Excerpted data:
——

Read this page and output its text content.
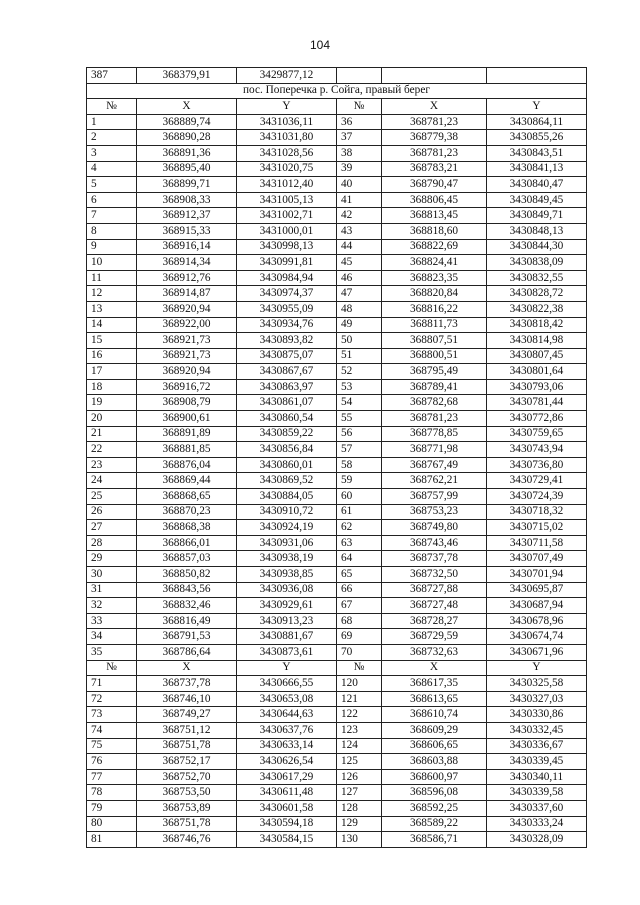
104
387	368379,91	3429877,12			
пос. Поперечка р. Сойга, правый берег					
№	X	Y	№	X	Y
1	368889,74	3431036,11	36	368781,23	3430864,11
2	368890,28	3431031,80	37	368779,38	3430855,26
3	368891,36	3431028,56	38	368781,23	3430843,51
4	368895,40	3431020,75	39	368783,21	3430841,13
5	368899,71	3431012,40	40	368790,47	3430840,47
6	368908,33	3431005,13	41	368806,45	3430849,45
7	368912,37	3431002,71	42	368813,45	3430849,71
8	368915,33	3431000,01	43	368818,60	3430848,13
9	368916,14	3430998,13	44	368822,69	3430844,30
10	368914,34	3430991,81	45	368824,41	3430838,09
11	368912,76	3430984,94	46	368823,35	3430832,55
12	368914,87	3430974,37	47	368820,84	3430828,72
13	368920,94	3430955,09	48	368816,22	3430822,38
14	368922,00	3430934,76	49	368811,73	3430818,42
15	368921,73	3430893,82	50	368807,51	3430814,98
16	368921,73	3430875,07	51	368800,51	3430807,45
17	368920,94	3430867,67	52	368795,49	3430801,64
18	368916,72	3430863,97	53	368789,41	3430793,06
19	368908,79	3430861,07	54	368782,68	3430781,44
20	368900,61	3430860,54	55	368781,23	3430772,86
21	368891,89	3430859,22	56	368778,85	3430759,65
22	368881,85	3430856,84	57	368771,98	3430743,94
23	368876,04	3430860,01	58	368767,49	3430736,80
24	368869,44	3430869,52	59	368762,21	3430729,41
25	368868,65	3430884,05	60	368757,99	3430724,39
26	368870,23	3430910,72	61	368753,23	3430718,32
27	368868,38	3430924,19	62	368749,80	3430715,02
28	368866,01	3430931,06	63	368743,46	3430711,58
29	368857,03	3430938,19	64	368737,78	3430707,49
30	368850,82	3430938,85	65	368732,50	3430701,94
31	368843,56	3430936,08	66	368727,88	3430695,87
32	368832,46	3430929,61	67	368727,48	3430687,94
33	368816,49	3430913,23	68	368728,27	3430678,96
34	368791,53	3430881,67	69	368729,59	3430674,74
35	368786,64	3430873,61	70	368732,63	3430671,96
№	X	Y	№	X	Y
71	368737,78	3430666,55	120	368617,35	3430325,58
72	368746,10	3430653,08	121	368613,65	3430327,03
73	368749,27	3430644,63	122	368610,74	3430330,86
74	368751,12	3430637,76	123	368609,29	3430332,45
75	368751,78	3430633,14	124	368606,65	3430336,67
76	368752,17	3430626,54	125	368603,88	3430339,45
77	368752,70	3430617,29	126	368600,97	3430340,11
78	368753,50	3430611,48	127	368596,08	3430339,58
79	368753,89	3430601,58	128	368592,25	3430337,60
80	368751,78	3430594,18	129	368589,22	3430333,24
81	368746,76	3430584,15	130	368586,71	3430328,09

——

Exercise objective: Reproduce each record from above exactly; pictures do not belong in the copy.

Written answer:
Read this page and output its text content.
104
387	368379,91	3429877,12			
пос. Поперечка р. Сойга, правый берег					
№	X	Y	№	X	Y
1	368889,74	3431036,11	36	368781,23	3430864,11
2	368890,28	3431031,80	37	368779,38	3430855,26
3	368891,36	3431028,56	38	368781,23	3430843,51
4	368895,40	3431020,75	39	368783,21	3430841,13
5	368899,71	3431012,40	40	368790,47	3430840,47
6	368908,33	3431005,13	41	368806,45	3430849,45
7	368912,37	3431002,71	42	368813,45	3430849,71
8	368915,33	3431000,01	43	368818,60	3430848,13
9	368916,14	3430998,13	44	368822,69	3430844,30
10	368914,34	3430991,81	45	368824,41	3430838,09
11	368912,76	3430984,94	46	368823,35	3430832,55
12	368914,87	3430974,37	47	368820,84	3430828,72
13	368920,94	3430955,09	48	368816,22	3430822,38
14	368922,00	3430934,76	49	368811,73	3430818,42
15	368921,73	3430893,82	50	368807,51	3430814,98
16	368921,73	3430875,07	51	368800,51	3430807,45
17	368920,94	3430867,67	52	368795,49	3430801,64
18	368916,72	3430863,97	53	368789,41	3430793,06
19	368908,79	3430861,07	54	368782,68	3430781,44
20	368900,61	3430860,54	55	368781,23	3430772,86
21	368891,89	3430859,22	56	368778,85	3430759,65
22	368881,85	3430856,84	57	368771,98	3430743,94
23	368876,04	3430860,01	58	368767,49	3430736,80
24	368869,44	3430869,52	59	368762,21	3430729,41
25	368868,65	3430884,05	60	368757,99	3430724,39
26	368870,23	3430910,72	61	368753,23	3430718,32
27	368868,38	3430924,19	62	368749,80	3430715,02
28	368866,01	3430931,06	63	368743,46	3430711,58
29	368857,03	3430938,19	64	368737,78	3430707,49
30	368850,82	3430938,85	65	368732,50	3430701,94
31	368843,56	3430936,08	66	368727,88	3430695,87
32	368832,46	3430929,61	67	368727,48	3430687,94
33	368816,49	3430913,23	68	368728,27	3430678,96
34	368791,53	3430881,67	69	368729,59	3430674,74
35	368786,64	3430873,61	70	368732,63	3430671,96
№	X	Y	№	X	Y
71	368737,78	3430666,55	120	368617,35	3430325,58
72	368746,10	3430653,08	121	368613,65	3430327,03
73	368749,27	3430644,63	122	368610,74	3430330,86
74	368751,12	3430637,76	123	368609,29	3430332,45
75	368751,78	3430633,14	124	368606,65	3430336,67
76	368752,17	3430626,54	125	368603,88	3430339,45
77	368752,70	3430617,29	126	368600,97	3430340,11
78	368753,50	3430611,48	127	368596,08	3430339,58
79	368753,89	3430601,58	128	368592,25	3430337,60
80	368751,78	3430594,18	129	368589,22	3430333,24
81	368746,76	3430584,15	130	368586,71	3430328,09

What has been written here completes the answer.